[Short problem]:
Starting at the line with "Type out the text in this image." in it, reproduce each line below through the last one, exactly, and include nothing else.

[Records shown]:
= = =

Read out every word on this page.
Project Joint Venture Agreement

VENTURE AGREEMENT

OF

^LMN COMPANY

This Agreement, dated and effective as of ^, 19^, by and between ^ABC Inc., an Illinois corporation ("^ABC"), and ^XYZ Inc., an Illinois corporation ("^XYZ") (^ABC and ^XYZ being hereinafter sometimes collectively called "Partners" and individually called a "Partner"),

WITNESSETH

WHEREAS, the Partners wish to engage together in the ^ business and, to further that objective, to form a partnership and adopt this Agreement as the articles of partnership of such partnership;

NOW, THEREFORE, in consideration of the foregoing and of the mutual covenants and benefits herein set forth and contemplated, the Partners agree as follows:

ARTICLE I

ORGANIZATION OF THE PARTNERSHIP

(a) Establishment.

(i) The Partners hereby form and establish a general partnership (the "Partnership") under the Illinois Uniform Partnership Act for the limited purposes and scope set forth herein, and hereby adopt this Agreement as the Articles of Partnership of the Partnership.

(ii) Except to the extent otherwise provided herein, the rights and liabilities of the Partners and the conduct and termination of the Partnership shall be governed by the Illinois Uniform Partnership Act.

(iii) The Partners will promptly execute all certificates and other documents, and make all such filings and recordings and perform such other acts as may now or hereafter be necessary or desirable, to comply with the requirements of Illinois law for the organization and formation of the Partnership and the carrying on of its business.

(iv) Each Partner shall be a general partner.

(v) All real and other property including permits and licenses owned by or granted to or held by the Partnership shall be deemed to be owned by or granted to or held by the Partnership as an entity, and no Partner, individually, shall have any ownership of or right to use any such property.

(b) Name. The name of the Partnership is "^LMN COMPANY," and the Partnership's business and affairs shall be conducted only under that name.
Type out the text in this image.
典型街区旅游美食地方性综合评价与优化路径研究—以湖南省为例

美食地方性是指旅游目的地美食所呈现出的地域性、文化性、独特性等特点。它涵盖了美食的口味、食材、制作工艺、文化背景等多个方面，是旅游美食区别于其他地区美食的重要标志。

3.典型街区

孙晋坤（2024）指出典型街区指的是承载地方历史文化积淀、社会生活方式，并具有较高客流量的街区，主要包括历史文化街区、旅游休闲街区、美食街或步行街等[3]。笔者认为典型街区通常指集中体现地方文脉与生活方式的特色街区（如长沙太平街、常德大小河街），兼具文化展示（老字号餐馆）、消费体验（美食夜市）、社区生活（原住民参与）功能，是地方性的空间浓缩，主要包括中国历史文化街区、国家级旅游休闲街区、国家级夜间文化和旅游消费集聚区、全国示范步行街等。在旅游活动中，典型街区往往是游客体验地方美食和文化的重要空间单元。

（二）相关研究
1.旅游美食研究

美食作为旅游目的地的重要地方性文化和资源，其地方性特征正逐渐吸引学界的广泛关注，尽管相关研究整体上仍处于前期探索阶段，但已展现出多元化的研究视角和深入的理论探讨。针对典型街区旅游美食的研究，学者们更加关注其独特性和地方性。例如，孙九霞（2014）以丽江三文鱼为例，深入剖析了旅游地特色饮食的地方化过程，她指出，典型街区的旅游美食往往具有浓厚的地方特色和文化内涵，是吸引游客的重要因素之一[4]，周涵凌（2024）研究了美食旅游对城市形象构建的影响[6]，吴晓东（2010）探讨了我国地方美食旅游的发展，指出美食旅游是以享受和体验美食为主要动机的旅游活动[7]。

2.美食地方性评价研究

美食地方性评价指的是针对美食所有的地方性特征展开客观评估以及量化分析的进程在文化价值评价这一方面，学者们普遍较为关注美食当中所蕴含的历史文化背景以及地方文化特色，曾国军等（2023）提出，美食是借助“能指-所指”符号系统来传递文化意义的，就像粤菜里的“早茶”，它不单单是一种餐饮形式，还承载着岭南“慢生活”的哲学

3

= = =

[Answer below]:
Type out the text in this image.
典型街区旅游美食地方性综合评价与优化路径研究—以湖南省为例

美食地方性是指旅游目的地美食所呈现出的地域性、文化性、独特性等特点。它涵盖了美食的口味、食材、制作工艺、文化背景等多个方面，是旅游美食区别于其他地区美食的重要标志。

3.典型街区

孙晋坤（2024）指出典型街区指的是承载地方历史文化积淀、社会生活方式，并具有较高客流量的街区，主要包括历史文化街区、旅游休闲街区、美食街或步行街等[3]。笔者认为典型街区通常指集中体现地方文脉与生活方式的特色街区（如长沙太平街、常德大小河街），兼具文化展示（老字号餐馆）、消费体验（美食夜市）、社区生活（原住民参与）功能，是地方性的空间浓缩，主要包括中国历史文化街区、国家级旅游休闲街区、国家级夜间文化和旅游消费集聚区、全国示范步行街等。在旅游活动中，典型街区往往是游客体验地方美食和文化的重要空间单元。

（二）相关研究
1.旅游美食研究

美食作为旅游目的地的重要地方性文化和资源，其地方性特征正逐渐吸引学界的广泛关注，尽管相关研究整体上仍处于前期探索阶段，但已展现出多元化的研究视角和深入的理论探讨。针对典型街区旅游美食的研究，学者们更加关注其独特性和地方性。例如，孙九霞（2014）以丽江三文鱼为例，深入剖析了旅游地特色饮食的地方化过程，她指出，典型街区的旅游美食往往具有浓厚的地方特色和文化内涵，是吸引游客的重要因素之一[4]，周涵凌（2024）研究了美食旅游对城市形象构建的影响[6]，吴晓东（2010）探讨了我国地方美食旅游的发展，指出美食旅游是以享受和体验美食为主要动机的旅游活动[7]。

2.美食地方性评价研究

美食地方性评价指的是针对美食所有的地方性特征展开客观评估以及量化分析的进程在文化价值评价这一方面，学者们普遍较为关注美食当中所蕴含的历史文化背景以及地方文化特色，曾国军等（2023）提出，美食是借助“能指-所指”符号系统来传递文化意义的，就像粤菜里的“早茶”，它不单单是一种餐饮形式，还承载着岭南“慢生活”的哲学

3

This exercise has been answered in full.